◆ Goal
Answer with one number only: the number of lines that include the word "medium".

◆ Information supplied

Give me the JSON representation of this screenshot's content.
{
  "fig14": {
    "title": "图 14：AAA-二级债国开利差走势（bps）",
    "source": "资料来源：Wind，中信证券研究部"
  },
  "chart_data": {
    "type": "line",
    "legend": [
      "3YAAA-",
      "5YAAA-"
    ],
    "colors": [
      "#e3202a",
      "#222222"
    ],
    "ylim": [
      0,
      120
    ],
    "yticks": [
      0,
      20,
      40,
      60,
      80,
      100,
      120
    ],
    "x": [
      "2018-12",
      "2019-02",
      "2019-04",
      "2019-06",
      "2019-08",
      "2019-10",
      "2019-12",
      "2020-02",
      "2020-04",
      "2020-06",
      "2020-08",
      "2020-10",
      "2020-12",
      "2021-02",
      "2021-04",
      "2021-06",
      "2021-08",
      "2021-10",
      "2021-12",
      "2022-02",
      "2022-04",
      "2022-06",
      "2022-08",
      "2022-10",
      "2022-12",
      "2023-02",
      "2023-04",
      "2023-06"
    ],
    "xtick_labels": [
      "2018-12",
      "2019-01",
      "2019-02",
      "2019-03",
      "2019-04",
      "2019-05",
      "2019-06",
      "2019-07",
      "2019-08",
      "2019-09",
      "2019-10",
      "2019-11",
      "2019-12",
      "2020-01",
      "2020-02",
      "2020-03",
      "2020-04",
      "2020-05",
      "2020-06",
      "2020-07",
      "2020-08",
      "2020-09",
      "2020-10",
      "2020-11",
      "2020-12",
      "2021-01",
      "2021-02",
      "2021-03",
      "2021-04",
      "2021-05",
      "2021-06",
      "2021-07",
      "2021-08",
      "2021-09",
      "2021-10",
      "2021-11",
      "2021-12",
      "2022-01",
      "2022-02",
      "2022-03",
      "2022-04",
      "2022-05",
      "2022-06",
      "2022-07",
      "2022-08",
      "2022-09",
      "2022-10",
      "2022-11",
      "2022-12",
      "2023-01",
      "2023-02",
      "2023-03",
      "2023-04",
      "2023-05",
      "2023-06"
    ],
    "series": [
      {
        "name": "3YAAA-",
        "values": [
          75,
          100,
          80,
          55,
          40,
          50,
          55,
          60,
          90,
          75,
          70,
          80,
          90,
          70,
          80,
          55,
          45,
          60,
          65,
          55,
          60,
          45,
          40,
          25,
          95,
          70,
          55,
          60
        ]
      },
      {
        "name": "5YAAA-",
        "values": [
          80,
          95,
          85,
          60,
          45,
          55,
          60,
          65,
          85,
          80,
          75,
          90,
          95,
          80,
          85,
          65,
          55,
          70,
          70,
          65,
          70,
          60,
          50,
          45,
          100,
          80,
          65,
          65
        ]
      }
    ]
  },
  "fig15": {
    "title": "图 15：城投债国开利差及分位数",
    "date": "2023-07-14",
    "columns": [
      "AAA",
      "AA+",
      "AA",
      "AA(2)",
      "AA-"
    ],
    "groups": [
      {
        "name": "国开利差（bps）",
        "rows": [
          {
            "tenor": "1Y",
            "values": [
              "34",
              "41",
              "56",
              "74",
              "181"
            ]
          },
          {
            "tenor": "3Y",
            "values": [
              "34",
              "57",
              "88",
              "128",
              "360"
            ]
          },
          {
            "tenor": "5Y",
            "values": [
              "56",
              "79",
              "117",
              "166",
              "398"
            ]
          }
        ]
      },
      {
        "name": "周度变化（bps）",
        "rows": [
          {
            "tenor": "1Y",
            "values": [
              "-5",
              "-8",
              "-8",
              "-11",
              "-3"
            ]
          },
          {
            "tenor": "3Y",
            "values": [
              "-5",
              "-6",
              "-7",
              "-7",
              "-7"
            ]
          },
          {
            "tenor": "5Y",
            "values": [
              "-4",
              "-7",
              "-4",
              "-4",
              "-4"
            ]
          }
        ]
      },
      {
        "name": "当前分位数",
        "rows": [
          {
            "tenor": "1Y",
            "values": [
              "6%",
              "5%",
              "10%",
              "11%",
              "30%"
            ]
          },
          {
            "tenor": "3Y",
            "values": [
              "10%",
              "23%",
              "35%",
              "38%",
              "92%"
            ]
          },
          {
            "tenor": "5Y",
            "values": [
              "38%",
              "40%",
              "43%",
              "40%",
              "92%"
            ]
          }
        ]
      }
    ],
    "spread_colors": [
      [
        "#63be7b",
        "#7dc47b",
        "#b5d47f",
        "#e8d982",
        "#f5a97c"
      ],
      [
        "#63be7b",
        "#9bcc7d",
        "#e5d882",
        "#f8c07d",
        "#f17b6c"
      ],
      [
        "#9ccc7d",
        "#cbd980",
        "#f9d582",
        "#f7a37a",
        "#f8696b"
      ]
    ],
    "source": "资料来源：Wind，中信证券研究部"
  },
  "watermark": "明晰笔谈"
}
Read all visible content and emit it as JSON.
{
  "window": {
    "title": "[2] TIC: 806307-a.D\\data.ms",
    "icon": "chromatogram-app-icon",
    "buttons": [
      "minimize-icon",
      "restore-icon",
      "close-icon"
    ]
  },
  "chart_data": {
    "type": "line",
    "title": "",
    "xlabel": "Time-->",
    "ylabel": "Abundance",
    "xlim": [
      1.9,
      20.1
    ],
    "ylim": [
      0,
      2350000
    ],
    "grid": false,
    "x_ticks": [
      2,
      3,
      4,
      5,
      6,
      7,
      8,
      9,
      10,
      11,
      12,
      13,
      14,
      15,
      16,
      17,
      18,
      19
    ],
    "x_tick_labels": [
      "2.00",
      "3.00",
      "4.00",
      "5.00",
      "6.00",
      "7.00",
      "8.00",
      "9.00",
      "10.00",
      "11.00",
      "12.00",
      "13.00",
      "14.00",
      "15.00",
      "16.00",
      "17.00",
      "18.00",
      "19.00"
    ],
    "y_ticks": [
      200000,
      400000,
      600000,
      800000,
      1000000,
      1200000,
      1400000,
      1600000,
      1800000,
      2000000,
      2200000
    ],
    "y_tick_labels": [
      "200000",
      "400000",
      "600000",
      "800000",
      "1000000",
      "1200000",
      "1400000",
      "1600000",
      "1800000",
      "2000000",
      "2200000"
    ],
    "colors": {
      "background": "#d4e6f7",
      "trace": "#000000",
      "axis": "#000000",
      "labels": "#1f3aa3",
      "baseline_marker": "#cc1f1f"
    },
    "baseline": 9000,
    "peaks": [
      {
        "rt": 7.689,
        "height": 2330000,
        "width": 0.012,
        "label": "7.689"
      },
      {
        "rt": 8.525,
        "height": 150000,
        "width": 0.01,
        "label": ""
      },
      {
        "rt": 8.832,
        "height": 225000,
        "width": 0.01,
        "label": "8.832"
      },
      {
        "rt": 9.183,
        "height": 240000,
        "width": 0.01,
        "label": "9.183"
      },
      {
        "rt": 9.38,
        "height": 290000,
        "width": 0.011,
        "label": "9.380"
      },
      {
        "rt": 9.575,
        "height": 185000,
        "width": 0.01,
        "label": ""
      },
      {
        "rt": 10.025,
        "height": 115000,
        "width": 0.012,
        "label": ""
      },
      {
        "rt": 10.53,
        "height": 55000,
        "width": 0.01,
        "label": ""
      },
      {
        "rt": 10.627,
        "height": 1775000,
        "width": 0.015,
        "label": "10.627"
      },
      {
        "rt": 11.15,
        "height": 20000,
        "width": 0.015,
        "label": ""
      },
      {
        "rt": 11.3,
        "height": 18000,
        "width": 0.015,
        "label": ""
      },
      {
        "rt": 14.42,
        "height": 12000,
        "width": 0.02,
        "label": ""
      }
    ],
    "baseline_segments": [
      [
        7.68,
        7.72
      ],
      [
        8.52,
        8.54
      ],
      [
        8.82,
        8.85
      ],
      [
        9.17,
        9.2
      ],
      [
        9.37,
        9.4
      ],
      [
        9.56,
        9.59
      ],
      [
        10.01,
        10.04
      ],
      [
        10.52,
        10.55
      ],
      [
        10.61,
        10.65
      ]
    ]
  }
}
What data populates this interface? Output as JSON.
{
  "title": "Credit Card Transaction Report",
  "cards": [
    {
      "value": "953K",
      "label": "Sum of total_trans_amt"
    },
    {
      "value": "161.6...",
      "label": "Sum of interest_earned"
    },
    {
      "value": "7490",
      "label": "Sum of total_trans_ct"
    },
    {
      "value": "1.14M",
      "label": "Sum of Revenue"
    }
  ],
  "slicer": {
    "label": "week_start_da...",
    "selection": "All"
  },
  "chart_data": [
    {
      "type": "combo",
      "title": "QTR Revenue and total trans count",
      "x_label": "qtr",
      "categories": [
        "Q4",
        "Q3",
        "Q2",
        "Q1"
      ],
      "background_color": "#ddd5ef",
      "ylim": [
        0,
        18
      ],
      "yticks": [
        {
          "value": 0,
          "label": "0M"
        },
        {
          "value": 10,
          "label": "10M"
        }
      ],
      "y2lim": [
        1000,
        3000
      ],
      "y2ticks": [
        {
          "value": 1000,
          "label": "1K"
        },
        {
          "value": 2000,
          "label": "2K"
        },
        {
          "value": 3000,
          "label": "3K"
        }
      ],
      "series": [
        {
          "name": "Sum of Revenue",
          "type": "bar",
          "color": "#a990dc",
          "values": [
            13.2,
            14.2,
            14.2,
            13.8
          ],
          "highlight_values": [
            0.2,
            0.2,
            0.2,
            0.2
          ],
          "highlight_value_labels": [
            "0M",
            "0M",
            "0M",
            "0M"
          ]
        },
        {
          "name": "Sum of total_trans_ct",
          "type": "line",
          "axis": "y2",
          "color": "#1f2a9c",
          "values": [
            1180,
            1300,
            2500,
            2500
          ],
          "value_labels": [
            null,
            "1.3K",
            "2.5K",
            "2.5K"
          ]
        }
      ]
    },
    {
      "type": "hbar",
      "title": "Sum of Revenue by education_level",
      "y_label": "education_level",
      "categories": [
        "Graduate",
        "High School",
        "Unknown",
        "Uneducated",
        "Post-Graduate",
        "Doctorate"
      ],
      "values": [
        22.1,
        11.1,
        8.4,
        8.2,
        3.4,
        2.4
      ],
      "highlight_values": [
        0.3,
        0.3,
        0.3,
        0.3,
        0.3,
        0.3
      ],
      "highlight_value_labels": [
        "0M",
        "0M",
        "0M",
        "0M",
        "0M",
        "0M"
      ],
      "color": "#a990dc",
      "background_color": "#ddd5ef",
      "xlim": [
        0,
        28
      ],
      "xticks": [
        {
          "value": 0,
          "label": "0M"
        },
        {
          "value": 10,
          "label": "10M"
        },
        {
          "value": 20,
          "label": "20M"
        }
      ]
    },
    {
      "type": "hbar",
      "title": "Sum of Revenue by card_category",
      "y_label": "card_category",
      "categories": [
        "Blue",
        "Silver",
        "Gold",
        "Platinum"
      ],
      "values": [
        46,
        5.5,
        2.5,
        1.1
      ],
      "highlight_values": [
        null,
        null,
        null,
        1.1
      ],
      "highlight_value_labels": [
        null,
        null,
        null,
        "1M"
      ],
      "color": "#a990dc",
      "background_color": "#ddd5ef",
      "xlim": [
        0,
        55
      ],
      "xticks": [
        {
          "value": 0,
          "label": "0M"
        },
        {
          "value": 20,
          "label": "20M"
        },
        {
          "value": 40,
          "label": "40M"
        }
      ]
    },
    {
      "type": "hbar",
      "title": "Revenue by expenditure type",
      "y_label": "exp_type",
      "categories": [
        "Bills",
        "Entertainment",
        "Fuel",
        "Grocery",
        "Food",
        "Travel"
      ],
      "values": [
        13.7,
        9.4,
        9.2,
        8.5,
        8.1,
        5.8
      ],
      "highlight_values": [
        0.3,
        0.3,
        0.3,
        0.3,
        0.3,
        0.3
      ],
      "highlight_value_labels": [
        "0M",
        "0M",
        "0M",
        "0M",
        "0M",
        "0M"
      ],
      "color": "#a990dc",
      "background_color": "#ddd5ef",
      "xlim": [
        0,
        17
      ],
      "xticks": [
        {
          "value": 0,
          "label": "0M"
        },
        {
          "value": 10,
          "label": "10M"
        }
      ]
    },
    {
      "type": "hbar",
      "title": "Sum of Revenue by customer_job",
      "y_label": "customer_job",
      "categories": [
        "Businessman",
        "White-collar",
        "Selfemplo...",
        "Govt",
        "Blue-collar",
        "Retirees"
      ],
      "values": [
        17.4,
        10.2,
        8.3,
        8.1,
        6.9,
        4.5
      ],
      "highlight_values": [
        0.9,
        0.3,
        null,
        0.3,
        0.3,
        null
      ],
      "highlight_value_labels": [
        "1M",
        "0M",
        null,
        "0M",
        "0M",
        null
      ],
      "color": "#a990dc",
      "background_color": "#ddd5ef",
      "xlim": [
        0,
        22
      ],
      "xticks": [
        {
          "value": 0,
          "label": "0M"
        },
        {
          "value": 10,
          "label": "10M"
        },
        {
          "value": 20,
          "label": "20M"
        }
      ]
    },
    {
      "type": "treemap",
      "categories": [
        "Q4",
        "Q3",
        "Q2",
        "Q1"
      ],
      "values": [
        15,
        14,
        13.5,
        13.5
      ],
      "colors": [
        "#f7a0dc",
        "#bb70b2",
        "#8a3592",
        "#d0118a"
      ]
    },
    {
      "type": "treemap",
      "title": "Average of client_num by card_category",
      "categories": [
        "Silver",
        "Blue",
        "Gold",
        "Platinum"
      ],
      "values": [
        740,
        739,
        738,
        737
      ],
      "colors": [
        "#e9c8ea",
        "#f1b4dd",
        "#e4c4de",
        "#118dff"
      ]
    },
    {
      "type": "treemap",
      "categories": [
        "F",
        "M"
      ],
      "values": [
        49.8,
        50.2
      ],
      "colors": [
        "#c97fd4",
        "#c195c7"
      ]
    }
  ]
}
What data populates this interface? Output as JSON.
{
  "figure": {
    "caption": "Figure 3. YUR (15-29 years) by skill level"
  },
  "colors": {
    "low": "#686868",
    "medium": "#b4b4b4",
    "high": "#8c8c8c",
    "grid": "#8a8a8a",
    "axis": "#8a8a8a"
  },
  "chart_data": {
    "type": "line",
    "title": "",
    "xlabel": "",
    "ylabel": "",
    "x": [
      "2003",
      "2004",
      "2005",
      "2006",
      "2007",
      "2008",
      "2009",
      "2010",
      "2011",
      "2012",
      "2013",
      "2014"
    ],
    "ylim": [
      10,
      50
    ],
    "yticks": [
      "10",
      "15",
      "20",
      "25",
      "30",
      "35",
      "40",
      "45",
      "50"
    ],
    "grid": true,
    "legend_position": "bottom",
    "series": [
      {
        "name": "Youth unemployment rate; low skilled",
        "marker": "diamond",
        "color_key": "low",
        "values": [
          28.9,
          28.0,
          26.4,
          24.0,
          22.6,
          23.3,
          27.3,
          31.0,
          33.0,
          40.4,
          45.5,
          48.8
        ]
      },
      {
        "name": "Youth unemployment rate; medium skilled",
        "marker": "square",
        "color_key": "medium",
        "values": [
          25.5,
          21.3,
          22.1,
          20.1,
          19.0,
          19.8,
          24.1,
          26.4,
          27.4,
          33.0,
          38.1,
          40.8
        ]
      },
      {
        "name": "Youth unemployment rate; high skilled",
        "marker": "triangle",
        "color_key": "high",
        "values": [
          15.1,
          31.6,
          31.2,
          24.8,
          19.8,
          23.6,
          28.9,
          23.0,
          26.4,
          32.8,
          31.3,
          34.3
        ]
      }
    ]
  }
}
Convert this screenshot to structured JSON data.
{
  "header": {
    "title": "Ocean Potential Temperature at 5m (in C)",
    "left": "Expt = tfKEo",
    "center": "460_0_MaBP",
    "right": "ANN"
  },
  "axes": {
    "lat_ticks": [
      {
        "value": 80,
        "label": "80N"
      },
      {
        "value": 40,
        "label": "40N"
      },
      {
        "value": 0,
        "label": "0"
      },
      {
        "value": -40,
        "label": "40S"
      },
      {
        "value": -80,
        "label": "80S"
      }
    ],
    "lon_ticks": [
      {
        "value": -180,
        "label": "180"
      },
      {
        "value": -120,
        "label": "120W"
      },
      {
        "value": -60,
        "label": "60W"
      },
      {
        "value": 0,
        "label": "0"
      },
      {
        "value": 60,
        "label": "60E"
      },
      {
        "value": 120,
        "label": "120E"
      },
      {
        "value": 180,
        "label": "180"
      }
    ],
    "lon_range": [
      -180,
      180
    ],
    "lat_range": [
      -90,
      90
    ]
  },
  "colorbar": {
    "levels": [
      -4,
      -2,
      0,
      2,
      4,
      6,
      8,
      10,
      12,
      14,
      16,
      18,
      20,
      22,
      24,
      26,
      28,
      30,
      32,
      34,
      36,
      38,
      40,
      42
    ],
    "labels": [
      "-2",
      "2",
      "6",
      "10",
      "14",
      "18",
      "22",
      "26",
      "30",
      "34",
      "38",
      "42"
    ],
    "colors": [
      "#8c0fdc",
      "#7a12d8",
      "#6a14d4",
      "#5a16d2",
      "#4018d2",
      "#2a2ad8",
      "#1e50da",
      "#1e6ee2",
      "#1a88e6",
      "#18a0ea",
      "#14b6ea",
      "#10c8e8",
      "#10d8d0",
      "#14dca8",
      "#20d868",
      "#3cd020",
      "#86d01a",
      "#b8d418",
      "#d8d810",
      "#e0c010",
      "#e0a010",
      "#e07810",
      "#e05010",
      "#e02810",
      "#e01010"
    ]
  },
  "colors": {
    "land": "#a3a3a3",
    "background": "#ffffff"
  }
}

◆ Response to the task
3